▼

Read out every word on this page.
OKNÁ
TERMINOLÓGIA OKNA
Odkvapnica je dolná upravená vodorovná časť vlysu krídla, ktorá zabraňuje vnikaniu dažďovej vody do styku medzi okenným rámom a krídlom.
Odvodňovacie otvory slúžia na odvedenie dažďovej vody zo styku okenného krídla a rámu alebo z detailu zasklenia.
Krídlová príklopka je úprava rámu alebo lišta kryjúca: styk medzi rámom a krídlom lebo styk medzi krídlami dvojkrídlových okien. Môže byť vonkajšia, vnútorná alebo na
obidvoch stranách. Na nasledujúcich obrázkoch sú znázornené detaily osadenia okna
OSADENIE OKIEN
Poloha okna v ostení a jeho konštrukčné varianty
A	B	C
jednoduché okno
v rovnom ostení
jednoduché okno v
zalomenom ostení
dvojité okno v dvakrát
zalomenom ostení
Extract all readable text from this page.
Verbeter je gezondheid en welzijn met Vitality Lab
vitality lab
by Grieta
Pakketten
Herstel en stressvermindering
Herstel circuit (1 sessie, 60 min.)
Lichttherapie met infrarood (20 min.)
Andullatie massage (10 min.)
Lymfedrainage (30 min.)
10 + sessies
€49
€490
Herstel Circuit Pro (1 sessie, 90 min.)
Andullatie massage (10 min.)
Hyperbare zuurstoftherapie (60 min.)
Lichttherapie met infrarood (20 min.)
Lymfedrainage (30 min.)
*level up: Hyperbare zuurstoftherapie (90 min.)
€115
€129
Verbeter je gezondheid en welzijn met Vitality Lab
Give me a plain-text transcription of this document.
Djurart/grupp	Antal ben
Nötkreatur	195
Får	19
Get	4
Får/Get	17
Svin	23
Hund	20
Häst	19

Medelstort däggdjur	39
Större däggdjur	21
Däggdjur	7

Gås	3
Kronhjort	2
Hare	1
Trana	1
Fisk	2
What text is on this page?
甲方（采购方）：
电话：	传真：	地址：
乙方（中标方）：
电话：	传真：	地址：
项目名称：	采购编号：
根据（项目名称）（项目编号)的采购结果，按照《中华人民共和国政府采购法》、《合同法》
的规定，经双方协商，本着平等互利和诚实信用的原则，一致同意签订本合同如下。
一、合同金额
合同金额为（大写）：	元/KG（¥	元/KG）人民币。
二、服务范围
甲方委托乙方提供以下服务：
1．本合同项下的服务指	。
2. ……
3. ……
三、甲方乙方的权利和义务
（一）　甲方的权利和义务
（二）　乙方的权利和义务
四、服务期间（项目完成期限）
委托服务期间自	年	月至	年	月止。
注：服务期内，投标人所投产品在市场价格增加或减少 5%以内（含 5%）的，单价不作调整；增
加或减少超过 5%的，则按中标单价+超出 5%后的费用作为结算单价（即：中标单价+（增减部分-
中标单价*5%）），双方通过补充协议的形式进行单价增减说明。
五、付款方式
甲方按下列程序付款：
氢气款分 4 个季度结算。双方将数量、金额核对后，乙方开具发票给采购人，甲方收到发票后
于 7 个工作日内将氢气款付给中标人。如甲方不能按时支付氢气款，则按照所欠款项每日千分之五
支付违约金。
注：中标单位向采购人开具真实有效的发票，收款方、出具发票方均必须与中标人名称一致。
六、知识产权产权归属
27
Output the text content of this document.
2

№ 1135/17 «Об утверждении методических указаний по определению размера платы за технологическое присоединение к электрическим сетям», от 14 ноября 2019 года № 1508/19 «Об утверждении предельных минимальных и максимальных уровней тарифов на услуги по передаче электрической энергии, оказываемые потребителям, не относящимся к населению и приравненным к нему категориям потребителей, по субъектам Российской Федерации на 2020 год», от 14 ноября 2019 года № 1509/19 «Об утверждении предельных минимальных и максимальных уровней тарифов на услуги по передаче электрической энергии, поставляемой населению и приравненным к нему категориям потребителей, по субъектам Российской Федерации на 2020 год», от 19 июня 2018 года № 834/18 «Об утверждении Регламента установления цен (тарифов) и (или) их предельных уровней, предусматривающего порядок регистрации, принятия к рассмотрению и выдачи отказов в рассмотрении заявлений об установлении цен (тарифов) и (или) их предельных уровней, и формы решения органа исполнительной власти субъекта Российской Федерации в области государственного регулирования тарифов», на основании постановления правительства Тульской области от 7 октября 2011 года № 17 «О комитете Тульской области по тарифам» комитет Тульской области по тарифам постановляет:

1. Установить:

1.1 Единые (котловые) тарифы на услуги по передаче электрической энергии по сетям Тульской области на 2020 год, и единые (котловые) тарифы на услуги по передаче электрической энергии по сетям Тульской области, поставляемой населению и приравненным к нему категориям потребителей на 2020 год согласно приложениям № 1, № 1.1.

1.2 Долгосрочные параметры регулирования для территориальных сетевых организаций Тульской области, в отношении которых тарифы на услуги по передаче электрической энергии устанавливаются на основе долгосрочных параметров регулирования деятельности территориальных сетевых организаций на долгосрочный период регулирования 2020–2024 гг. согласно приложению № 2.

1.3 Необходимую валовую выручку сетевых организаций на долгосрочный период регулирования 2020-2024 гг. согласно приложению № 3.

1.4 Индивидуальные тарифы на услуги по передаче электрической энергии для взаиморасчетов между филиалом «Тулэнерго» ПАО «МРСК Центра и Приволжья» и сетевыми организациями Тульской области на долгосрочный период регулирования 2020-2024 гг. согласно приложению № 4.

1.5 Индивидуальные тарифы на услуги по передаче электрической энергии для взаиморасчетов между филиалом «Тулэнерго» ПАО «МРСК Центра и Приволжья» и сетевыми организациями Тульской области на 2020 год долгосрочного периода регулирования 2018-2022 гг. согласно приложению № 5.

▲

Problem details:
Word for word, write out all of the data above.

Finished exercise:
Read out every word on this page.
OKNÁ
TERMINOLÓGIA OKNA
Odkvapnica je dolná upravená vodorovná časť vlysu krídla, ktorá zabraňuje vnikaniu dažďovej vody do styku medzi okenným rámom a krídlom.
Odvodňovacie otvory slúžia na odvedenie dažďovej vody zo styku okenného krídla a rámu alebo z detailu zasklenia.
Krídlová príklopka je úprava rámu alebo lišta kryjúca: styk medzi rámom a krídlom lebo styk medzi krídlami dvojkrídlových okien. Môže byť vonkajšia, vnútorná alebo na
obidvoch stranách. Na nasledujúcich obrázkoch sú znázornené detaily osadenia okna
OSADENIE OKIEN
Poloha okna v ostení a jeho konštrukčné varianty
A	B	C
jednoduché okno
v rovnom ostení
jednoduché okno v
zalomenom ostení
dvojité okno v dvakrát
zalomenom ostení
Extract all readable text from this page.
Verbeter je gezondheid en welzijn met Vitality Lab
vitality lab
by Grieta
Pakketten
Herstel en stressvermindering
Herstel circuit (1 sessie, 60 min.)
Lichttherapie met infrarood (20 min.)
Andullatie massage (10 min.)
Lymfedrainage (30 min.)
10 + sessies
€49
€490
Herstel Circuit Pro (1 sessie, 90 min.)
Andullatie massage (10 min.)
Hyperbare zuurstoftherapie (60 min.)
Lichttherapie met infrarood (20 min.)
Lymfedrainage (30 min.)
*level up: Hyperbare zuurstoftherapie (90 min.)
€115
€129
Verbeter je gezondheid en welzijn met Vitality Lab
Give me a plain-text transcription of this document.
Djurart/grupp	Antal ben
Nötkreatur	195
Får	19
Get	4
Får/Get	17
Svin	23
Hund	20
Häst	19

Medelstort däggdjur	39
Större däggdjur	21
Däggdjur	7

Gås	3
Kronhjort	2
Hare	1
Trana	1
Fisk	2
What text is on this page?
甲方（采购方）：
电话：	传真：	地址：
乙方（中标方）：
电话：	传真：	地址：
项目名称：	采购编号：
根据（项目名称）（项目编号)的采购结果，按照《中华人民共和国政府采购法》、《合同法》
的规定，经双方协商，本着平等互利和诚实信用的原则，一致同意签订本合同如下。
一、合同金额
合同金额为（大写）：	元/KG（¥	元/KG）人民币。
二、服务范围
甲方委托乙方提供以下服务：
1．本合同项下的服务指	。
2. ……
3. ……
三、甲方乙方的权利和义务
（一）　甲方的权利和义务
（二）　乙方的权利和义务
四、服务期间（项目完成期限）
委托服务期间自	年	月至	年	月止。
注：服务期内，投标人所投产品在市场价格增加或减少 5%以内（含 5%）的，单价不作调整；增
加或减少超过 5%的，则按中标单价+超出 5%后的费用作为结算单价（即：中标单价+（增减部分-
中标单价*5%）），双方通过补充协议的形式进行单价增减说明。
五、付款方式
甲方按下列程序付款：
氢气款分 4 个季度结算。双方将数量、金额核对后，乙方开具发票给采购人，甲方收到发票后
于 7 个工作日内将氢气款付给中标人。如甲方不能按时支付氢气款，则按照所欠款项每日千分之五
支付违约金。
注：中标单位向采购人开具真实有效的发票，收款方、出具发票方均必须与中标人名称一致。
六、知识产权产权归属
27
Output the text content of this document.
2

№ 1135/17 «Об утверждении методических указаний по определению размера платы за технологическое присоединение к электрическим сетям», от 14 ноября 2019 года № 1508/19 «Об утверждении предельных минимальных и максимальных уровней тарифов на услуги по передаче электрической энергии, оказываемые потребителям, не относящимся к населению и приравненным к нему категориям потребителей, по субъектам Российской Федерации на 2020 год», от 14 ноября 2019 года № 1509/19 «Об утверждении предельных минимальных и максимальных уровней тарифов на услуги по передаче электрической энергии, поставляемой населению и приравненным к нему категориям потребителей, по субъектам Российской Федерации на 2020 год», от 19 июня 2018 года № 834/18 «Об утверждении Регламента установления цен (тарифов) и (или) их предельных уровней, предусматривающего порядок регистрации, принятия к рассмотрению и выдачи отказов в рассмотрении заявлений об установлении цен (тарифов) и (или) их предельных уровней, и формы решения органа исполнительной власти субъекта Российской Федерации в области государственного регулирования тарифов», на основании постановления правительства Тульской области от 7 октября 2011 года № 17 «О комитете Тульской области по тарифам» комитет Тульской области по тарифам постановляет:

1. Установить:

1.1 Единые (котловые) тарифы на услуги по передаче электрической энергии по сетям Тульской области на 2020 год, и единые (котловые) тарифы на услуги по передаче электрической энергии по сетям Тульской области, поставляемой населению и приравненным к нему категориям потребителей на 2020 год согласно приложениям № 1, № 1.1.

1.2 Долгосрочные параметры регулирования для территориальных сетевых организаций Тульской области, в отношении которых тарифы на услуги по передаче электрической энергии устанавливаются на основе долгосрочных параметров регулирования деятельности территориальных сетевых организаций на долгосрочный период регулирования 2020–2024 гг. согласно приложению № 2.

1.3 Необходимую валовую выручку сетевых организаций на долгосрочный период регулирования 2020-2024 гг. согласно приложению № 3.

1.4 Индивидуальные тарифы на услуги по передаче электрической энергии для взаиморасчетов между филиалом «Тулэнерго» ПАО «МРСК Центра и Приволжья» и сетевыми организациями Тульской области на долгосрочный период регулирования 2020-2024 гг. согласно приложению № 4.

1.5 Индивидуальные тарифы на услуги по передаче электрической энергии для взаиморасчетов между филиалом «Тулэнерго» ПАО «МРСК Центра и Приволжья» и сетевыми организациями Тульской области на 2020 год долгосрочного периода регулирования 2018-2022 гг. согласно приложению № 5.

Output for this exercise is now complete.